MATERIAL FOR THE TASK:

▶

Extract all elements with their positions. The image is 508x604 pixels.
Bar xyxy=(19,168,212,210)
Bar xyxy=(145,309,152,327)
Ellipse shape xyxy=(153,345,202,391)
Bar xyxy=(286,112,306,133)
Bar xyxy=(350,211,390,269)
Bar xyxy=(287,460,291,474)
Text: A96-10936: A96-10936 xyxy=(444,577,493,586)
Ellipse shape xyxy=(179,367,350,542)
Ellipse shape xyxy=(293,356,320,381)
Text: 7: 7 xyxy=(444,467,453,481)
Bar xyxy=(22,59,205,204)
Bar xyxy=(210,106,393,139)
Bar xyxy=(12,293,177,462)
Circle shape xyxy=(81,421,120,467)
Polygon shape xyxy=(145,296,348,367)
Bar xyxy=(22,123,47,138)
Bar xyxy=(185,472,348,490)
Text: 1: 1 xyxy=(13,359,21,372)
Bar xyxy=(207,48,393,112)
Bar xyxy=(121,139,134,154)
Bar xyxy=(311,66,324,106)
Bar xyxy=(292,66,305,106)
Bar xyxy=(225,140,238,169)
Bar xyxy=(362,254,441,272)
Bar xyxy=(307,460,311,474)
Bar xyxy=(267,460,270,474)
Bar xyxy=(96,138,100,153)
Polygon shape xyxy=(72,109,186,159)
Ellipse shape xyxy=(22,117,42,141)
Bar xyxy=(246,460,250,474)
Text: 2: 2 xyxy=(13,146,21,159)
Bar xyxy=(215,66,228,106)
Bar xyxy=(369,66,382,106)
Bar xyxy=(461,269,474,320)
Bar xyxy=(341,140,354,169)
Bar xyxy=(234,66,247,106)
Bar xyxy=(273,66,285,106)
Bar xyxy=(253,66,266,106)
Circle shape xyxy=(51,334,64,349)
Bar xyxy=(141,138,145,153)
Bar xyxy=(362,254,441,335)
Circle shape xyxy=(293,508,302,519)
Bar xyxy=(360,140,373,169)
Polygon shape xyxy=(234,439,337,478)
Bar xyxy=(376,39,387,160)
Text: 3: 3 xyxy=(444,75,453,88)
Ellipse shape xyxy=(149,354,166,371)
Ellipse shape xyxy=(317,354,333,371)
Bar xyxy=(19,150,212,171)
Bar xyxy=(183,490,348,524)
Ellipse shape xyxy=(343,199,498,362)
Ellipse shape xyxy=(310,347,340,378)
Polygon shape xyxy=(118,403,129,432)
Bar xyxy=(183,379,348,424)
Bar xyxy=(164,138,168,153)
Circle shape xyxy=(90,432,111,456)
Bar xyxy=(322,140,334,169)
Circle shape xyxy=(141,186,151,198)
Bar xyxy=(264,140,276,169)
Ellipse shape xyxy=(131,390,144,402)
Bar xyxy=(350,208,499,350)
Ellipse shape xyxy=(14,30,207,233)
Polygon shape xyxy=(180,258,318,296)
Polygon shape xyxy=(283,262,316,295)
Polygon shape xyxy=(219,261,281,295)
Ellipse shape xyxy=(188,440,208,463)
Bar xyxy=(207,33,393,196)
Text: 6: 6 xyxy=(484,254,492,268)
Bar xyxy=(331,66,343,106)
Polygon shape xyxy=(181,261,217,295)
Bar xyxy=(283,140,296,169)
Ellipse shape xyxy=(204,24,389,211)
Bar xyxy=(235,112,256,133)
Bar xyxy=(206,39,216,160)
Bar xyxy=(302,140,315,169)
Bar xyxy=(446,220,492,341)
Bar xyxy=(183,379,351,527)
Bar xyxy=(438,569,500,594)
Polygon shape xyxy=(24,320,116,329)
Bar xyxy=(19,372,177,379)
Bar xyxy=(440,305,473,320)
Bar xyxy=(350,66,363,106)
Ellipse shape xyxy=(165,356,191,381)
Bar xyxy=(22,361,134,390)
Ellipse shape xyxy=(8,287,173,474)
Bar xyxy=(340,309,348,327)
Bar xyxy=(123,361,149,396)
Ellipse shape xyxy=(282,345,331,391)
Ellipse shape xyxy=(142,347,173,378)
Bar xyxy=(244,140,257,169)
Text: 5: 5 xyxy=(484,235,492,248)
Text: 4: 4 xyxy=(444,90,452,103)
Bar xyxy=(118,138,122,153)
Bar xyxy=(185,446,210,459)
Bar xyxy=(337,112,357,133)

◀

WHAT IS ASKED: Return every line in the rows above that contains the word "Polygon", matching case exactly.

TASK RESPONSE:
Polygon shape xyxy=(145,296,348,367)
Polygon shape xyxy=(72,109,186,159)
Polygon shape xyxy=(234,439,337,478)
Polygon shape xyxy=(118,403,129,432)
Polygon shape xyxy=(180,258,318,296)
Polygon shape xyxy=(283,262,316,295)
Polygon shape xyxy=(219,261,281,295)
Polygon shape xyxy=(181,261,217,295)
Polygon shape xyxy=(24,320,116,329)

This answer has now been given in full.